Task goal »
Write out the listing below without alteration, omitting its pictures.

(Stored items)
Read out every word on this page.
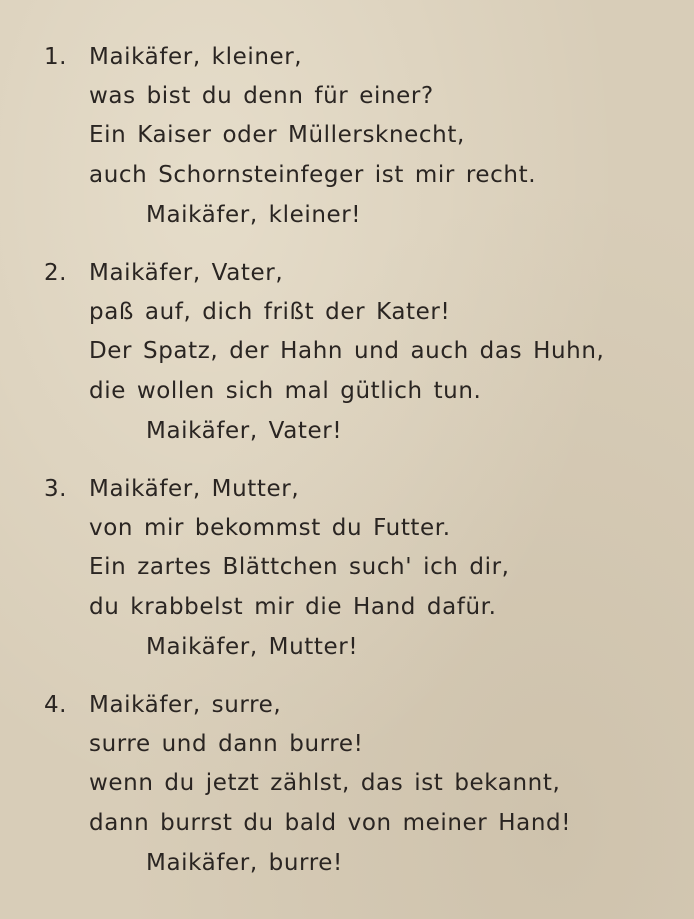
1. Maikäfer, kleiner,
was bist du denn für einer?
Ein Kaiser oder Müllersknecht,
auch Schornsteinfeger ist mir recht.
Maikäfer, kleiner!
2. Maikäfer, Vater,
paß auf, dich frißt der Kater!
Der Spatz, der Hahn und auch das Huhn,
die wollen sich mal gütlich tun.
Maikäfer, Vater!
3. Maikäfer, Mutter,
von mir bekommst du Futter.
Ein zartes Blättchen such' ich dir,
du krabbelst mir die Hand dafür.
Maikäfer, Mutter!
4. Maikäfer, surre,
surre und dann burre!
wenn du jetzt zählst, das ist bekannt,
dann burrst du bald von meiner Hand!
Maikäfer, burre!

Exercise response »
Read out every word on this page.
1. Maikäfer, kleiner,
was bist du denn für einer?
Ein Kaiser oder Müllersknecht,
auch Schornsteinfeger ist mir recht.
Maikäfer, kleiner!
2. Maikäfer, Vater,
paß auf, dich frißt der Kater!
Der Spatz, der Hahn und auch das Huhn,
die wollen sich mal gütlich tun.
Maikäfer, Vater!
3. Maikäfer, Mutter,
von mir bekommst du Futter.
Ein zartes Blättchen such' ich dir,
du krabbelst mir die Hand dafür.
Maikäfer, Mutter!
4. Maikäfer, surre,
surre und dann burre!
wenn du jetzt zählst, das ist bekannt,
dann burrst du bald von meiner Hand!
Maikäfer, burre!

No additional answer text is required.